• _Problem statement_: Retype the data below without altering anything.

* Start Input for this task *

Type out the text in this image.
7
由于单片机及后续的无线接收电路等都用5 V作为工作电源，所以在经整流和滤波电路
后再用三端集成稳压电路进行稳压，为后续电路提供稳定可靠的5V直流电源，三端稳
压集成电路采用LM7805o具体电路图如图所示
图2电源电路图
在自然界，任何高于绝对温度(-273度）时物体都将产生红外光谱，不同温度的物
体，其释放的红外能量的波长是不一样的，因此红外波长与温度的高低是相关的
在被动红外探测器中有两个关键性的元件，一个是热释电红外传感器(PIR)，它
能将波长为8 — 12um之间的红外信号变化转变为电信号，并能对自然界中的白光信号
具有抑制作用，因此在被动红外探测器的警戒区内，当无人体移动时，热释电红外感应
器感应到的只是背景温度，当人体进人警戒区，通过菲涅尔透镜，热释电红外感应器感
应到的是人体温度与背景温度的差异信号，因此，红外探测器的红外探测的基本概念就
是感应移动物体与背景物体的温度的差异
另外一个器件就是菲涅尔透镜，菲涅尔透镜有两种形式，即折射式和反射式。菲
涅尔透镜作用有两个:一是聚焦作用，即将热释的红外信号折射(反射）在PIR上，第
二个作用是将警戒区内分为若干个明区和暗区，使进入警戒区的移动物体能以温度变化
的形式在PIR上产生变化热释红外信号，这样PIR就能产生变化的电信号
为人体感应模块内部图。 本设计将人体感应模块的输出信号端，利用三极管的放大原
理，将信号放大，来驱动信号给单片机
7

* End Input for this task *

• _Output for this exercise_:
Type out the text in this image.
7
由于单片机及后续的无线接收电路等都用5 V作为工作电源，所以在经整流和滤波电路
后再用三端集成稳压电路进行稳压，为后续电路提供稳定可靠的5V直流电源，三端稳
压集成电路采用LM7805o具体电路图如图所示
图2电源电路图
在自然界，任何高于绝对温度(-273度）时物体都将产生红外光谱，不同温度的物
体，其释放的红外能量的波长是不一样的，因此红外波长与温度的高低是相关的
在被动红外探测器中有两个关键性的元件，一个是热释电红外传感器(PIR)，它
能将波长为8 — 12um之间的红外信号变化转变为电信号，并能对自然界中的白光信号
具有抑制作用，因此在被动红外探测器的警戒区内，当无人体移动时，热释电红外感应
器感应到的只是背景温度，当人体进人警戒区，通过菲涅尔透镜，热释电红外感应器感
应到的是人体温度与背景温度的差异信号，因此，红外探测器的红外探测的基本概念就
是感应移动物体与背景物体的温度的差异
另外一个器件就是菲涅尔透镜，菲涅尔透镜有两种形式，即折射式和反射式。菲
涅尔透镜作用有两个:一是聚焦作用，即将热释的红外信号折射(反射）在PIR上，第
二个作用是将警戒区内分为若干个明区和暗区，使进入警戒区的移动物体能以温度变化
的形式在PIR上产生变化热释红外信号，这样PIR就能产生变化的电信号
为人体感应模块内部图。 本设计将人体感应模块的输出信号端，利用三极管的放大原
理，将信号放大，来驱动信号给单片机
7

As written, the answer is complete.